- Data shown:
+ + +

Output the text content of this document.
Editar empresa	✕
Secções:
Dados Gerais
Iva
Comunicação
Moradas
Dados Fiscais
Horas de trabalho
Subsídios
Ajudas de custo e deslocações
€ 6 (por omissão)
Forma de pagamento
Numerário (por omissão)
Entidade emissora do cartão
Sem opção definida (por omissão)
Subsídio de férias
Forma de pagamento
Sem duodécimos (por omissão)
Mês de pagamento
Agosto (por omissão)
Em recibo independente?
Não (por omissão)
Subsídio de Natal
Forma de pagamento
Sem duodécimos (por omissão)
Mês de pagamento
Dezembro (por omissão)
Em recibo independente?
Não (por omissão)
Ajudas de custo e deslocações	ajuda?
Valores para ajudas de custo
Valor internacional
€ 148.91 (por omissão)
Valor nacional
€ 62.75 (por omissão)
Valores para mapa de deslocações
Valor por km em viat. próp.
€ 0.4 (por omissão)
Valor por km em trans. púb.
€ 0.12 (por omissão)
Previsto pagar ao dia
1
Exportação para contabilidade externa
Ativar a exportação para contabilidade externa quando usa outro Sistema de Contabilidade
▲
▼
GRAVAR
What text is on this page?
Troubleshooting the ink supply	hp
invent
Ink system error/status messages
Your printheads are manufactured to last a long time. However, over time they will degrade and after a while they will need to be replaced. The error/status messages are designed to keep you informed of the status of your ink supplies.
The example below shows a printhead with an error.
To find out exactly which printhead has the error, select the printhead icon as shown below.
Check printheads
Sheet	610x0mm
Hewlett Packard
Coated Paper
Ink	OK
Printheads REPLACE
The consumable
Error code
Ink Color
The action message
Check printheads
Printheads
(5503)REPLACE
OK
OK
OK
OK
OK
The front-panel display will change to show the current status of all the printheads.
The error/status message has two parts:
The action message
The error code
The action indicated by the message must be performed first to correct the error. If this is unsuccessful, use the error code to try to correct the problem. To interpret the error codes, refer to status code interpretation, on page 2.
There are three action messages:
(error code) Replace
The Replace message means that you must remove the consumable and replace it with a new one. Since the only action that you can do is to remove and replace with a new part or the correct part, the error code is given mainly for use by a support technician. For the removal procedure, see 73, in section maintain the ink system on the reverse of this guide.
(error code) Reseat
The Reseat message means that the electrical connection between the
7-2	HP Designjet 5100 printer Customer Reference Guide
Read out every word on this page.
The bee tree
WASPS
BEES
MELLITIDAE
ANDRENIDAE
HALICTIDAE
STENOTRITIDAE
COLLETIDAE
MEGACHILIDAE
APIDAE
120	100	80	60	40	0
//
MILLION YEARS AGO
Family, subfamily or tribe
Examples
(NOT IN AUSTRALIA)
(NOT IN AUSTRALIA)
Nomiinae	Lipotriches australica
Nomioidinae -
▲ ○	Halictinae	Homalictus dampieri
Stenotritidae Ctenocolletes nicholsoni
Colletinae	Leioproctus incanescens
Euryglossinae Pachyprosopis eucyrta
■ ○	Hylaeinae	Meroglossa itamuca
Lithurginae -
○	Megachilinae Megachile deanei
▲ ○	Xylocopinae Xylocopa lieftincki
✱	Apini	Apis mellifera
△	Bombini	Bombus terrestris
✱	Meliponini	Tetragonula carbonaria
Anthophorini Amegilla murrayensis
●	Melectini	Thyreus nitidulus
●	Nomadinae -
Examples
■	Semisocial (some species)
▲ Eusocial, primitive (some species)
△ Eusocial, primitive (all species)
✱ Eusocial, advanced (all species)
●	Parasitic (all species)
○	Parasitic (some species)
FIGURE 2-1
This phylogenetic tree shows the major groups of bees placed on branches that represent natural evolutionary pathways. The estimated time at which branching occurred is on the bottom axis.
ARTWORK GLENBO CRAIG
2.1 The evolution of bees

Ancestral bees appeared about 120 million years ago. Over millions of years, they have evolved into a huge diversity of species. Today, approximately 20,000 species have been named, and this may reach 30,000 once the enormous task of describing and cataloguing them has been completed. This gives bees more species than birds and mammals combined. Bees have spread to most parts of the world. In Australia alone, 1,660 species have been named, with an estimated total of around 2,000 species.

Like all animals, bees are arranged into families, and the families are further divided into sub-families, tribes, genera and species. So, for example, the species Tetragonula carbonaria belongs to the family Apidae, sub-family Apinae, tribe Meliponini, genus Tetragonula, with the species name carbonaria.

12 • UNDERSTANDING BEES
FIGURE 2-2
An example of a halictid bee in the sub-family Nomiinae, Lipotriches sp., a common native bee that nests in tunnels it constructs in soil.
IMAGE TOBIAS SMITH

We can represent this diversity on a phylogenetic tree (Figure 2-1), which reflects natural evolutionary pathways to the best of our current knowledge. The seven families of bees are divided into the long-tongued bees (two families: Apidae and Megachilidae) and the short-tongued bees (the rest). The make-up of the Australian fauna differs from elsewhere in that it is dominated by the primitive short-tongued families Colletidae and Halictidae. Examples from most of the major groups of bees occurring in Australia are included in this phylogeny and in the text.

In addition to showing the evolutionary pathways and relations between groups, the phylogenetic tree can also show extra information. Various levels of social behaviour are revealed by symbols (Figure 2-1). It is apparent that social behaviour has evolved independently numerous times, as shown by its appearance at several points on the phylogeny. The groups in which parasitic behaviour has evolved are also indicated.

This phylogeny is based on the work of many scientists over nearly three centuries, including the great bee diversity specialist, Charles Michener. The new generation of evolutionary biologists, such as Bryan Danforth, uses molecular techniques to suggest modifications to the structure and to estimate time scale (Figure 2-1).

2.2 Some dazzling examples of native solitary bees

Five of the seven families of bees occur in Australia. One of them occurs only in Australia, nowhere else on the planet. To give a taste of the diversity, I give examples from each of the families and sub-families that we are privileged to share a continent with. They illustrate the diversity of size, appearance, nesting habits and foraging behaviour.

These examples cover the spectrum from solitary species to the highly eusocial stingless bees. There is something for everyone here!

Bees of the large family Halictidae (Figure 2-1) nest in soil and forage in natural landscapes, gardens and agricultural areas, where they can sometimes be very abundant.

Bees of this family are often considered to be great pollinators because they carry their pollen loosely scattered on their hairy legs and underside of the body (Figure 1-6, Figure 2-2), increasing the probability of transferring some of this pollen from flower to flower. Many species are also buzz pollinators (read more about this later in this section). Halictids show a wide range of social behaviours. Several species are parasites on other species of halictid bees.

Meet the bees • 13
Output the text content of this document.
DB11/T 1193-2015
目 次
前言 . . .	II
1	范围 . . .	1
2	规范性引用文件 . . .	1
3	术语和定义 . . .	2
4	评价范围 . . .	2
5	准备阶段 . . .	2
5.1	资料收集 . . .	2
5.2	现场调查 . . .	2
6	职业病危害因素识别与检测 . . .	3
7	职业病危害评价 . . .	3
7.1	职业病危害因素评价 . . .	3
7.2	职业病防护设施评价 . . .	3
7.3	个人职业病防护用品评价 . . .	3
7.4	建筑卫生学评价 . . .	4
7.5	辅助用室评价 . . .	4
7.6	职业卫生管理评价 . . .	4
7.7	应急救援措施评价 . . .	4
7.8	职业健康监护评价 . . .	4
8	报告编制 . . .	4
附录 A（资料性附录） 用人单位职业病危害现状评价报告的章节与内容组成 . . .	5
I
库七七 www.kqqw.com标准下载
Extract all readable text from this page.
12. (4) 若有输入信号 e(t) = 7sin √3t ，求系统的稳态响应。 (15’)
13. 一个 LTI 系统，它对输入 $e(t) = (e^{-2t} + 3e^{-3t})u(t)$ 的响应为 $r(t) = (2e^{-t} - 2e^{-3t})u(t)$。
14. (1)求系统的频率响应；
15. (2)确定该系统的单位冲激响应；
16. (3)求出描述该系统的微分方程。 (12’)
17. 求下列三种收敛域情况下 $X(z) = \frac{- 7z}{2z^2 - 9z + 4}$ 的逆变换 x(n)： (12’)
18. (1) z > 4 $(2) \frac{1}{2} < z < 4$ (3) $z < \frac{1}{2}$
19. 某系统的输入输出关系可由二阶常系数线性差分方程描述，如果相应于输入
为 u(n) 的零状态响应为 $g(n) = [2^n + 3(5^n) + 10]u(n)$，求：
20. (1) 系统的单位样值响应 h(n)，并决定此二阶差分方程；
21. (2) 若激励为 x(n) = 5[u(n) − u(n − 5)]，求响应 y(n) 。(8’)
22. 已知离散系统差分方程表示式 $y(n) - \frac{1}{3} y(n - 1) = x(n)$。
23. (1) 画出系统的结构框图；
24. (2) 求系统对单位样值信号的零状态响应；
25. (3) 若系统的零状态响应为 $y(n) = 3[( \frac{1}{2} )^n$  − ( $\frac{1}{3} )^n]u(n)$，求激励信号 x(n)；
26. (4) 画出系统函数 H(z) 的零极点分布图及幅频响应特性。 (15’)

+ + +

- What you have to do:
Reply with only the number of lines in the entries that contain the word "shows".

- Response:
2